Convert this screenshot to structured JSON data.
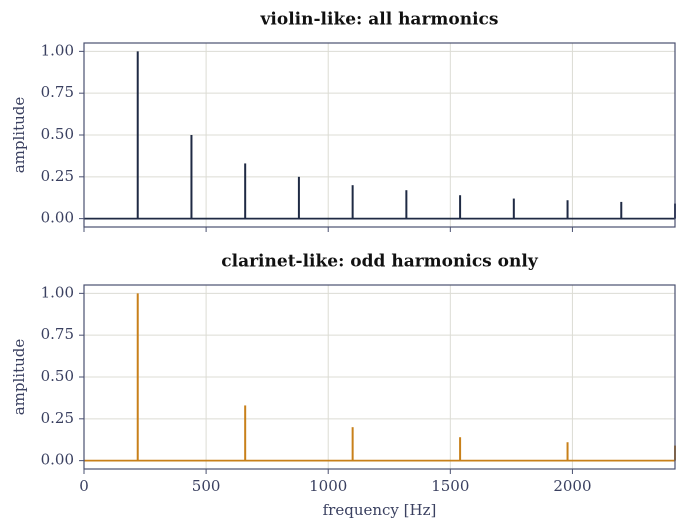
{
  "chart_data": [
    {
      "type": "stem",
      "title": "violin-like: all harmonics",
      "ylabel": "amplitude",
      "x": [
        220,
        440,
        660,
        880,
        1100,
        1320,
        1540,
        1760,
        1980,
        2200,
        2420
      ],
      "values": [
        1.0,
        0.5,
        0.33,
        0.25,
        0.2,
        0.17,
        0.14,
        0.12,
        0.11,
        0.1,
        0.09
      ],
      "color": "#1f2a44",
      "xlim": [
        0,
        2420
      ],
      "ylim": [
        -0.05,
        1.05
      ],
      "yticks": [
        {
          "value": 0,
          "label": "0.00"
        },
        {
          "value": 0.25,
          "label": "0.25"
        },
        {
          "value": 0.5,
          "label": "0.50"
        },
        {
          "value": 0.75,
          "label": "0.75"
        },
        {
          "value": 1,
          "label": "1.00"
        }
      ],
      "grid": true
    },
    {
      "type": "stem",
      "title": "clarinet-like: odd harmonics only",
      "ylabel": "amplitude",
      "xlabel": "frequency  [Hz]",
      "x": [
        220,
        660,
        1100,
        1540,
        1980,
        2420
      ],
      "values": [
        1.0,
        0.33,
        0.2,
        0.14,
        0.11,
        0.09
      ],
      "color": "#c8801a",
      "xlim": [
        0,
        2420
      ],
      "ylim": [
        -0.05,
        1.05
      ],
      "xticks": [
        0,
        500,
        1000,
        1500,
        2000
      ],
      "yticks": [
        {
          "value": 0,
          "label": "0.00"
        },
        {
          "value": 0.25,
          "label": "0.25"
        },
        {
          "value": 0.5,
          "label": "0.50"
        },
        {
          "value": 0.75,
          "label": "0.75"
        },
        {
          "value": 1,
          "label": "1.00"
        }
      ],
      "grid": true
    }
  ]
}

**EXERCISE PROMPT:** In the entries above, identify every line with the word "title". Copy those lines.

**WRITTEN ANSWER:**
      "title": "violin-like: all harmonics",
      "title": "clarinet-like: odd harmonics only",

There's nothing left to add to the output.